##### Supplied data
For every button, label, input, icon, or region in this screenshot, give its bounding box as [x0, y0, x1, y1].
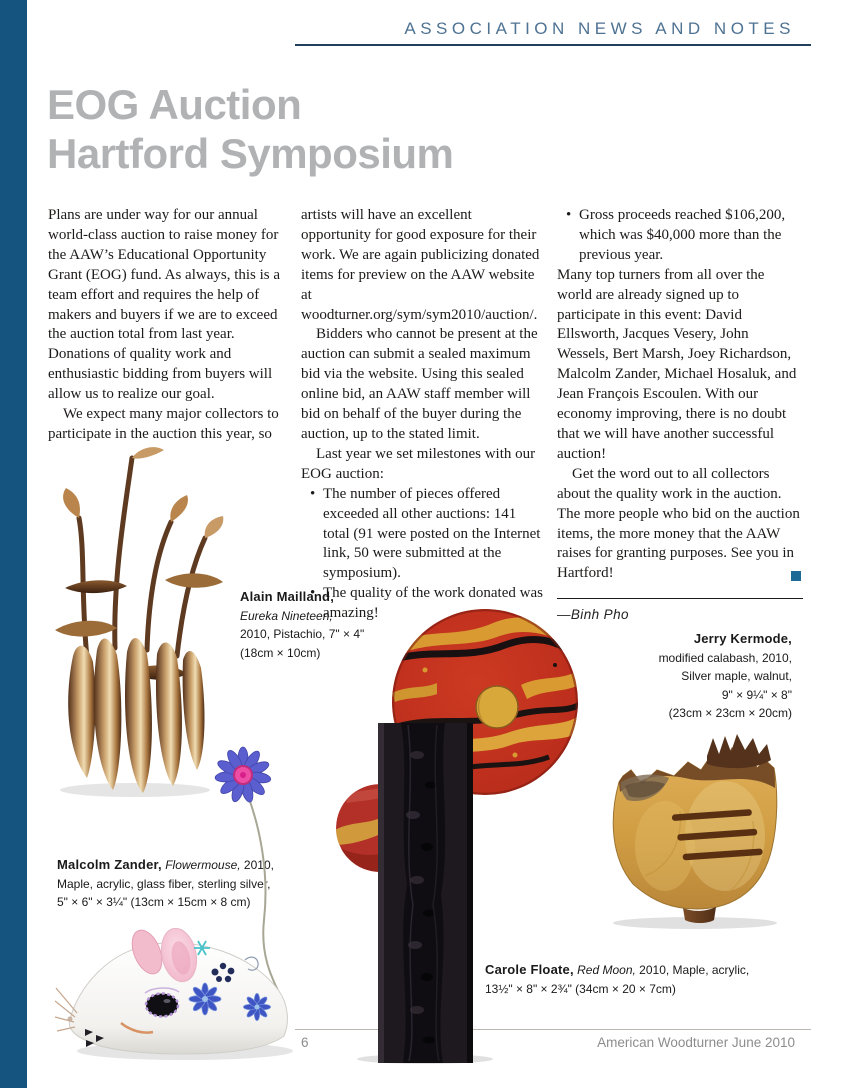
author-signature: —Binh Pho: [557, 607, 629, 623]
artist-name: Malcolm Zander,: [57, 857, 162, 872]
caption-line: Maple, acrylic, glass fiber, sterling silver,: [57, 876, 271, 891]
paragraph: Many top turners from all over the world are already signed up to participate in this event: David Ellsworth, Jacques Vesery, John Wessels, Bert Marsh, Joey Richardson, Malcolm Zander, Michael Hosaluk, and Jean François Escoulen. With our economy improving, there is no doubt that we will have another successful auction!: [557, 266, 797, 462]
end-of-article-marker: [791, 571, 801, 581]
caption-line: 5" × 6" × 3¼" (13cm × 15cm × 8 cm): [57, 895, 251, 909]
artist-name: Jerry Kermode,: [693, 631, 792, 646]
caption-line: 13½" × 8" × 2¾" (34cm × 20 × 7cm): [485, 981, 676, 996]
caption-line: (18cm × 10cm): [240, 645, 321, 660]
artwork-title: Flowermouse,: [165, 858, 241, 872]
left-blue-accent-bar: [0, 0, 27, 1088]
artwork-kermode-photo: [595, 726, 795, 931]
paragraph: Bidders who cannot be present at the auction can submit a sealed maximum bid via the website. Using this sealed online bid, an AAW staff member will bid on behalf of the buyer during the auction, up to the stated limit.: [301, 326, 538, 442]
caption-line: 2010, Pistachio, 7" × 4": [240, 627, 365, 641]
section-header: ASSOCIATION NEWS AND NOTES: [404, 19, 795, 38]
page-title-line2: Hartford Symposium: [47, 130, 454, 177]
article-column-2: [301, 206, 544, 624]
artwork-floate-photo: [305, 595, 580, 1065]
caption-line: modified calabash, 2010,: [658, 650, 792, 665]
artwork-mailland-photo: [35, 438, 235, 798]
bullet-item: • The quality of the work donated was amazing!: [301, 584, 544, 624]
article-column-1: [48, 206, 291, 445]
bullet-item: • The number of pieces offered exceeded all other auctions: 141 total (91 were posted on the Internet link, 50 were submitted at the symposium).: [301, 485, 544, 585]
page-title-line1: EOG Auction: [47, 81, 302, 128]
paragraph: Last year we set milestones with our EOG auction:: [301, 445, 536, 482]
bullet-item: • Gross proceeds reached $106,200, which was $40,000 more than the previous year.: [557, 206, 803, 266]
paragraph: We expect many major collectors to participate in the auction this year, so: [48, 406, 279, 442]
page-title: [47, 80, 453, 178]
header-rule: [295, 44, 811, 46]
footer-journal-name: American Woodturner June 2010: [597, 1035, 795, 1050]
caption-line: 2010,: [243, 858, 274, 872]
paragraph: artists will have an excellent opportunity for good exposure for their work. We are again publicizing donated items for preview on the AAW website at woodturner.org/sym/sym2010/auction/.: [301, 207, 540, 323]
page-number: 6: [301, 1035, 309, 1050]
caption-line: (23cm × 23cm × 20cm): [668, 706, 792, 720]
signature-rule: [557, 598, 803, 599]
bullet-list: [557, 206, 803, 266]
artist-name: Alain Mailland,: [240, 589, 335, 604]
artwork-title: Red Moon,: [577, 963, 636, 977]
article-column-3: [557, 206, 803, 625]
caption-line: 2010, Maple, acrylic,: [639, 963, 750, 977]
paragraph: Plans are under way for our annual world-class auction to raise money for the AAW’s Educational Opportunity Grant (EOG) fund. As always, this is a team effort and requires the help of makers and buyers if we are to exceed the auction total from last year. Donations of quality work and enthusiastic bidding from buyers will allow us to realize our goal.: [48, 207, 281, 403]
artwork-title: Eureka Nineteen,: [240, 608, 333, 623]
caption-line: 9" × 9¼" × 8": [721, 687, 792, 702]
paragraph-text: Get the word out to all collectors about the quality work in the auction. The more people who bid on the auction items, the more money that the AAW raises for granting purposes. See you in Hartford!: [557, 465, 800, 582]
paragraph: [557, 465, 803, 584]
artist-name: Carole Floate,: [485, 962, 574, 977]
caption-line: Silver maple, walnut,: [681, 669, 792, 683]
caption-kermode: [602, 630, 792, 723]
artwork-zander-photo: [55, 745, 315, 1065]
##########
▶ [What you have to do]: Rewrite the listing with every "Hartford" swapped for "Saint Paul", leaving everything else unchanged, and omit the pictures.

▶ [Full output]:
For every button, label, input, icon, or region in this screenshot, give its bounding box as [x0, y0, x1, y1].
author-signature: —Binh Pho: [557, 607, 629, 623]
artist-name: Malcolm Zander,: [57, 857, 162, 872]
caption-line: Maple, acrylic, glass fiber, sterling silver,: [57, 876, 271, 891]
paragraph: Many top turners from all over the world are already signed up to participate in this event: David Ellsworth, Jacques Vesery, John Wessels, Bert Marsh, Joey Richardson, Malcolm Zander, Michael Hosaluk, and Jean François Escoulen. With our economy improving, there is no doubt that we will have another successful auction!: [557, 266, 797, 462]
end-of-article-marker: [791, 571, 801, 581]
caption-line: 5" × 6" × 3¼" (13cm × 15cm × 8 cm): [57, 895, 251, 909]
artist-name: Jerry Kermode,: [693, 631, 792, 646]
caption-line: 13½" × 8" × 2¾" (34cm × 20 × 7cm): [485, 981, 676, 996]
caption-line: (18cm × 10cm): [240, 645, 321, 660]
artwork-title: Flowermouse,: [165, 858, 241, 872]
left-blue-accent-bar: [0, 0, 27, 1088]
artwork-kermode-photo: [595, 726, 795, 931]
paragraph: Bidders who cannot be present at the auction can submit a sealed maximum bid via the website. Using this sealed online bid, an AAW staff member will bid on behalf of the buyer during the auction, up to the stated limit.: [301, 326, 538, 442]
caption-line: 2010, Pistachio, 7" × 4": [240, 627, 365, 641]
section-header: ASSOCIATION NEWS AND NOTES: [404, 19, 795, 38]
page-title-line2: Saint Paul Symposium: [47, 130, 454, 177]
article-column-2: [301, 206, 544, 624]
artwork-floate-photo: [305, 595, 580, 1065]
caption-line: modified calabash, 2010,: [658, 650, 792, 665]
artwork-mailland-photo: [35, 438, 235, 798]
bullet-item: • The quality of the work donated was amazing!: [301, 584, 544, 624]
article-column-1: [48, 206, 291, 445]
bullet-item: • The number of pieces offered exceeded all other auctions: 141 total (91 were posted on the Internet link, 50 were submitted at the symposium).: [301, 485, 544, 585]
page-title-line1: EOG Auction: [47, 81, 302, 128]
paragraph: Last year we set milestones with our EOG auction:: [301, 445, 536, 482]
bullet-item: • Gross proceeds reached $106,200, which was $40,000 more than the previous year.: [557, 206, 803, 266]
paragraph: We expect many major collectors to participate in the auction this year, so: [48, 406, 279, 442]
page-title: [47, 80, 453, 178]
header-rule: [295, 44, 811, 46]
footer-journal-name: American Woodturner June 2010: [597, 1035, 795, 1050]
caption-line: 2010,: [243, 858, 274, 872]
paragraph: artists will have an excellent opportunity for good exposure for their work. We are again publicizing donated items for preview on the AAW website at woodturner.org/sym/sym2010/auction/.: [301, 207, 540, 323]
page-number: 6: [301, 1035, 309, 1050]
caption-line: (23cm × 23cm × 20cm): [668, 706, 792, 720]
signature-rule: [557, 598, 803, 599]
bullet-list: [557, 206, 803, 266]
artist-name: Alain Mailland,: [240, 589, 335, 604]
artwork-title: Red Moon,: [577, 963, 636, 977]
article-column-3: [557, 206, 803, 625]
caption-line: 2010, Maple, acrylic,: [639, 963, 750, 977]
paragraph: Plans are under way for our annual world-class auction to raise money for the AAW’s Educational Opportunity Grant (EOG) fund. As always, this is a team effort and requires the help of makers and buyers if we are to exceed the auction total from last year. Donations of quality work and enthusiastic bidding from buyers will allow us to realize our goal.: [48, 207, 281, 403]
artwork-title: Eureka Nineteen,: [240, 608, 333, 623]
caption-line: 9" × 9¼" × 8": [721, 687, 792, 702]
paragraph-text: Get the word out to all collectors about the quality work in the auction. The more people who bid on the auction items, the more money that the AAW raises for granting purposes. See you in Saint Paul!: [557, 465, 800, 582]
paragraph: [557, 465, 803, 584]
artist-name: Carole Floate,: [485, 962, 574, 977]
caption-line: Silver maple, walnut,: [681, 669, 792, 683]
caption-kermode: [602, 630, 792, 723]
artwork-zander-photo: [55, 745, 315, 1065]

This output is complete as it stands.